** start Available data **

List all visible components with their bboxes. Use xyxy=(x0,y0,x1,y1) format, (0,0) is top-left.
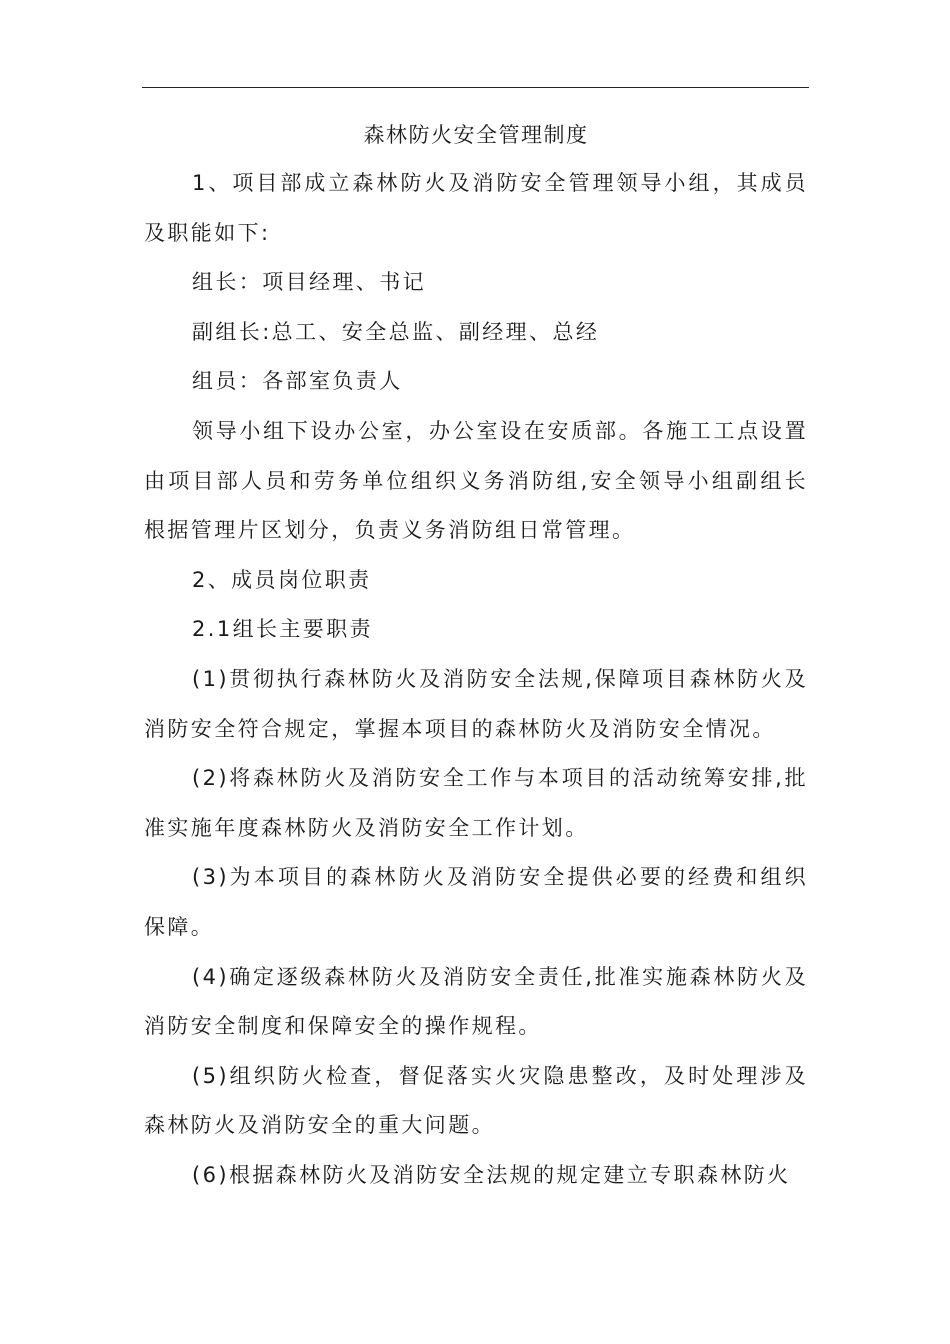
paragraph-org-setup: 1、项目部成立森林防火及消防安全管理领导小组，其成员及职能如下: xyxy=(144,171,808,245)
document-body xyxy=(144,111,808,1200)
paragraph-duty-6: (6)根据森林防火及消防安全法规的规定建立专职森林防火 xyxy=(192,1162,791,1187)
paragraph-members: 组员：各部室负责人 xyxy=(192,369,403,394)
paragraph-duty-4: (4)确定逐级森林防火及消防安全责任,批准实施森林防火及消防安全制度和保障安全的操作规程。 xyxy=(144,964,808,1039)
paragraph-section-2: 2、成员岗位职责 xyxy=(192,567,372,592)
paragraph-duty-3: (3)为本项目的森林防火及消防安全提供必要的经费和组织保障。 xyxy=(144,865,808,939)
header-rule xyxy=(142,87,809,88)
paragraph-section-2-1: 2.1组长主要职责 xyxy=(192,617,373,642)
paragraph-office: 领导小组下设办公室，办公室设在安质部。各施工工点设置由项目部人员和劳务单位组织义务消防组,安全领导小组副组长根据管理片区划分，负责义务消防组日常管理。 xyxy=(144,418,808,543)
paragraph-duty-2: (2)将森林防火及消防安全工作与本项目的活动统筹安排,批准实施年度森林防火及消防安全工作计划。 xyxy=(144,766,808,840)
paragraph-deputy-leader: 副组长:总工、安全总监、副经理、总经 xyxy=(192,319,600,344)
paragraph-leader: 组长：项目经理、书记 xyxy=(192,270,426,295)
document-title: 森林防火安全管理制度 xyxy=(363,123,589,147)
paragraph-duty-1: (1)贯彻执行森林防火及消防安全法规,保障项目森林防火及消防安全符合规定，掌握本项目的森林防火及消防安全情况。 xyxy=(144,666,808,741)
paragraph-duty-5: (5)组织防火检查，督促落实火灾隐患整改，及时处理涉及森林防火及消防安全的重大问题。 xyxy=(144,1063,808,1138)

** end Available data **

Description of the task:
Can you rename every "paragraph" to "text-block" across all the records, keeping everything else the same and leaving out the pictures?

Answer:
List all visible components with their bboxes. Use xyxy=(x0,y0,x1,y1) format, (0,0) is top-left.
text-block-org-setup: 1、项目部成立森林防火及消防安全管理领导小组，其成员及职能如下: xyxy=(144,171,808,245)
document-body xyxy=(144,111,808,1200)
text-block-duty-6: (6)根据森林防火及消防安全法规的规定建立专职森林防火 xyxy=(192,1162,791,1187)
text-block-members: 组员：各部室负责人 xyxy=(192,369,403,394)
text-block-duty-4: (4)确定逐级森林防火及消防安全责任,批准实施森林防火及消防安全制度和保障安全的操作规程。 xyxy=(144,964,808,1039)
text-block-section-2: 2、成员岗位职责 xyxy=(192,567,372,592)
text-block-duty-3: (3)为本项目的森林防火及消防安全提供必要的经费和组织保障。 xyxy=(144,865,808,939)
header-rule xyxy=(142,87,809,88)
text-block-section-2-1: 2.1组长主要职责 xyxy=(192,617,373,642)
text-block-office: 领导小组下设办公室，办公室设在安质部。各施工工点设置由项目部人员和劳务单位组织义务消防组,安全领导小组副组长根据管理片区划分，负责义务消防组日常管理。 xyxy=(144,418,808,543)
text-block-duty-2: (2)将森林防火及消防安全工作与本项目的活动统筹安排,批准实施年度森林防火及消防安全工作计划。 xyxy=(144,766,808,840)
text-block-deputy-leader: 副组长:总工、安全总监、副经理、总经 xyxy=(192,319,600,344)
text-block-leader: 组长：项目经理、书记 xyxy=(192,270,426,295)
document-title: 森林防火安全管理制度 xyxy=(363,123,589,147)
text-block-duty-1: (1)贯彻执行森林防火及消防安全法规,保障项目森林防火及消防安全符合规定，掌握本项目的森林防火及消防安全情况。 xyxy=(144,666,808,741)
text-block-duty-5: (5)组织防火检查，督促落实火灾隐患整改，及时处理涉及森林防火及消防安全的重大问题。 xyxy=(144,1063,808,1138)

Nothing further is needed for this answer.